:: Material for the task ::

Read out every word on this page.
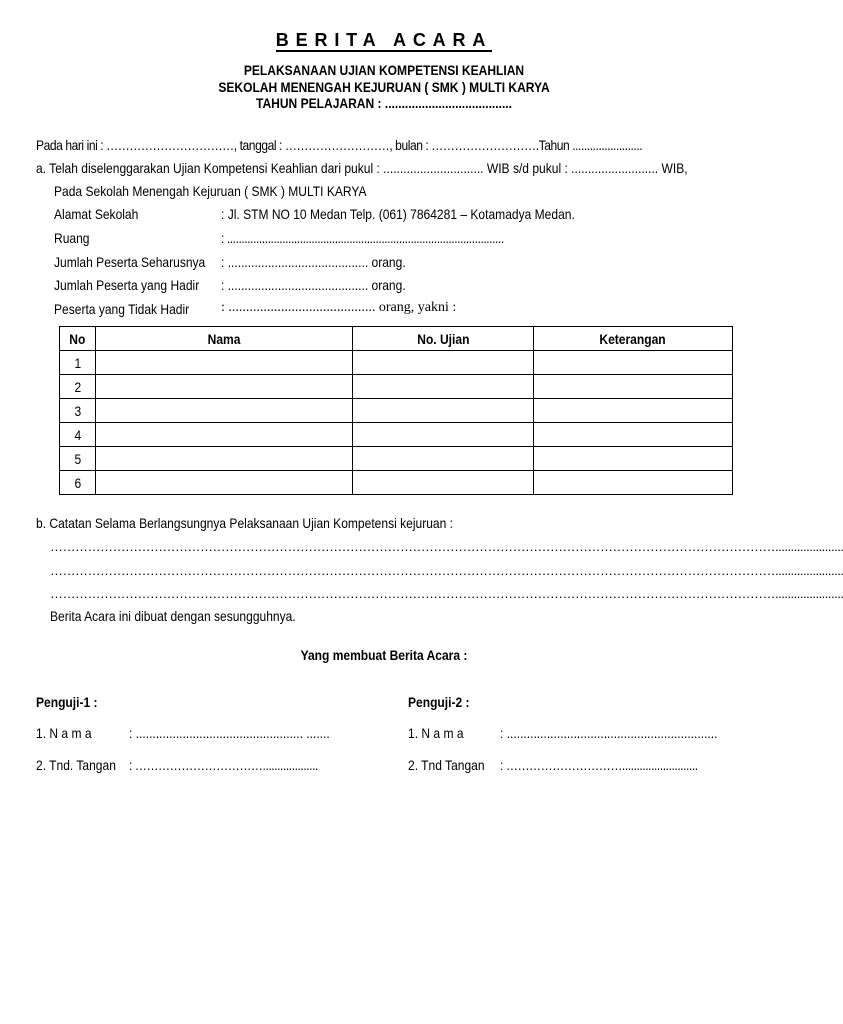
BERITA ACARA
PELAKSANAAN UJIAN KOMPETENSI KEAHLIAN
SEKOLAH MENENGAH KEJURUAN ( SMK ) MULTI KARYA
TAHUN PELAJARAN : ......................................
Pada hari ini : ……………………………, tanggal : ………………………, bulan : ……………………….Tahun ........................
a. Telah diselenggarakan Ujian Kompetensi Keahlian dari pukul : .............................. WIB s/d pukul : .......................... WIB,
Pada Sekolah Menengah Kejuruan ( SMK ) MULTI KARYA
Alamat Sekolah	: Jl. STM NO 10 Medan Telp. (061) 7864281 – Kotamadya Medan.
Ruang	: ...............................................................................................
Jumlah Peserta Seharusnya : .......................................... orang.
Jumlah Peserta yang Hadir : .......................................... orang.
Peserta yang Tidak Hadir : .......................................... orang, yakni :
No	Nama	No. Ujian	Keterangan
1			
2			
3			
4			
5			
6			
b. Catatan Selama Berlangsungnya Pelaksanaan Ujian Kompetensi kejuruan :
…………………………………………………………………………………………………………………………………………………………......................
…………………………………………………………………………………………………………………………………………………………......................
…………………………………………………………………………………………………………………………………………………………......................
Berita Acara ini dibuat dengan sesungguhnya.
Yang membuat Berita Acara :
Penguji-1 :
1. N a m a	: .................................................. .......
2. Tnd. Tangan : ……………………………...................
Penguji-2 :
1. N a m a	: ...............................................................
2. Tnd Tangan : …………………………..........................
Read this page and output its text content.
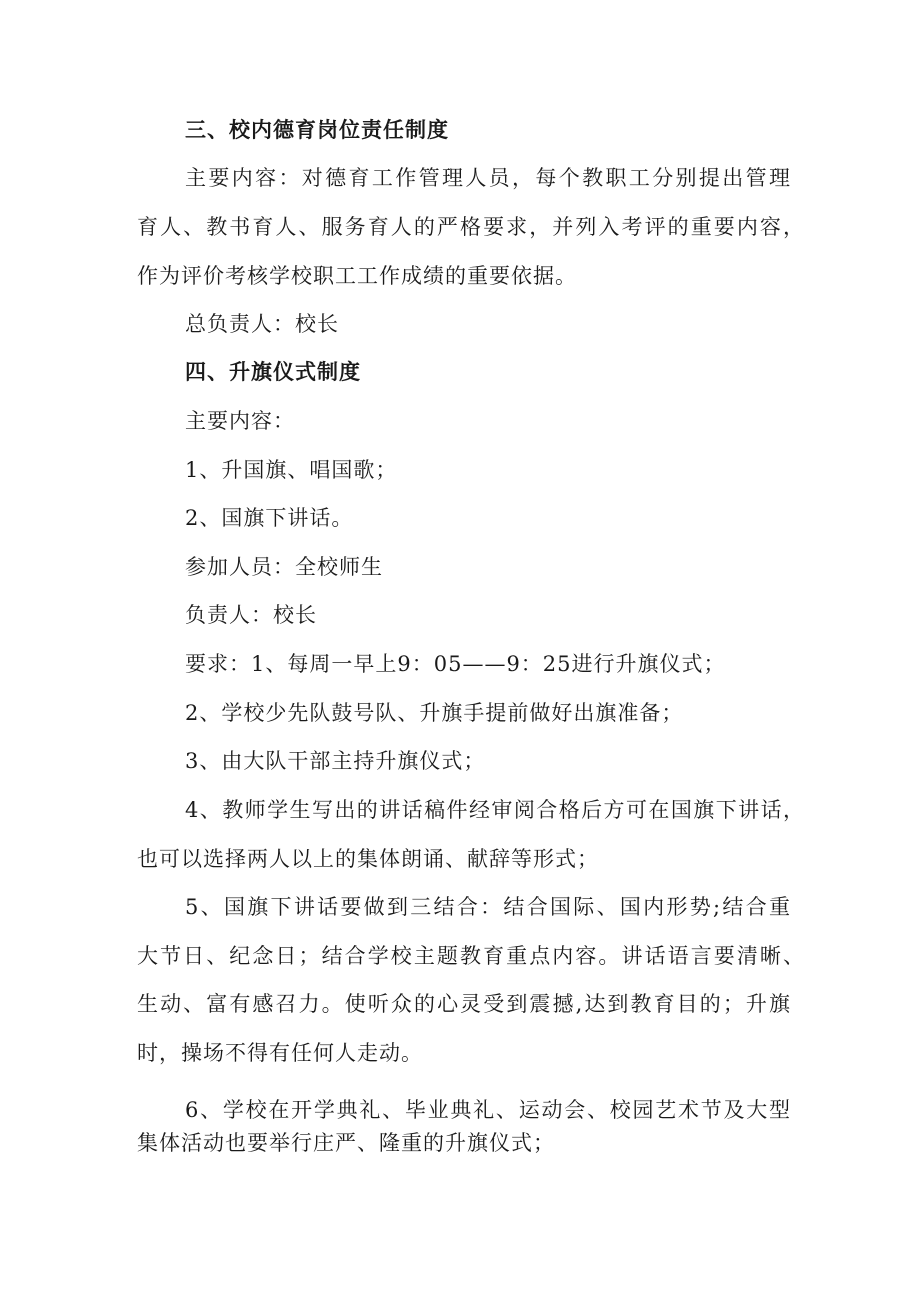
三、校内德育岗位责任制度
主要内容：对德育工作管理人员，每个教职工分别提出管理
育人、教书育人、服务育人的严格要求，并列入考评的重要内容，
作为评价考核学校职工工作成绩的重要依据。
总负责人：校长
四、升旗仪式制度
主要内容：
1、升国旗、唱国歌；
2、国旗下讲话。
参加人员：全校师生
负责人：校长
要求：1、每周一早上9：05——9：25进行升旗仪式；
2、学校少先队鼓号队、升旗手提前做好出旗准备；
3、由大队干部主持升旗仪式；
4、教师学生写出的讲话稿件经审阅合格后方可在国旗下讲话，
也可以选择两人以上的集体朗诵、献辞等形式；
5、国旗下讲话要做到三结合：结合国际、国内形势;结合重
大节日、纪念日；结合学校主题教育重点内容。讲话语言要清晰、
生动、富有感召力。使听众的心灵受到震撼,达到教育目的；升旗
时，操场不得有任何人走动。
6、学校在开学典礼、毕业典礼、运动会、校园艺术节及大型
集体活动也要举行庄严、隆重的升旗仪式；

:::

▶ _What you have to do_
Each line from the one bearing "Read this page and output its text content." through the final line of the records is to be copied exactly, and no pictures are to be included.

▶ _Solved exercise_
Read this page and output its text content.
三、校内德育岗位责任制度
主要内容：对德育工作管理人员，每个教职工分别提出管理
育人、教书育人、服务育人的严格要求，并列入考评的重要内容，
作为评价考核学校职工工作成绩的重要依据。
总负责人：校长
四、升旗仪式制度
主要内容：
1、升国旗、唱国歌；
2、国旗下讲话。
参加人员：全校师生
负责人：校长
要求：1、每周一早上9：05——9：25进行升旗仪式；
2、学校少先队鼓号队、升旗手提前做好出旗准备；
3、由大队干部主持升旗仪式；
4、教师学生写出的讲话稿件经审阅合格后方可在国旗下讲话，
也可以选择两人以上的集体朗诵、献辞等形式；
5、国旗下讲话要做到三结合：结合国际、国内形势;结合重
大节日、纪念日；结合学校主题教育重点内容。讲话语言要清晰、
生动、富有感召力。使听众的心灵受到震撼,达到教育目的；升旗
时，操场不得有任何人走动。
6、学校在开学典礼、毕业典礼、运动会、校园艺术节及大型
集体活动也要举行庄严、隆重的升旗仪式；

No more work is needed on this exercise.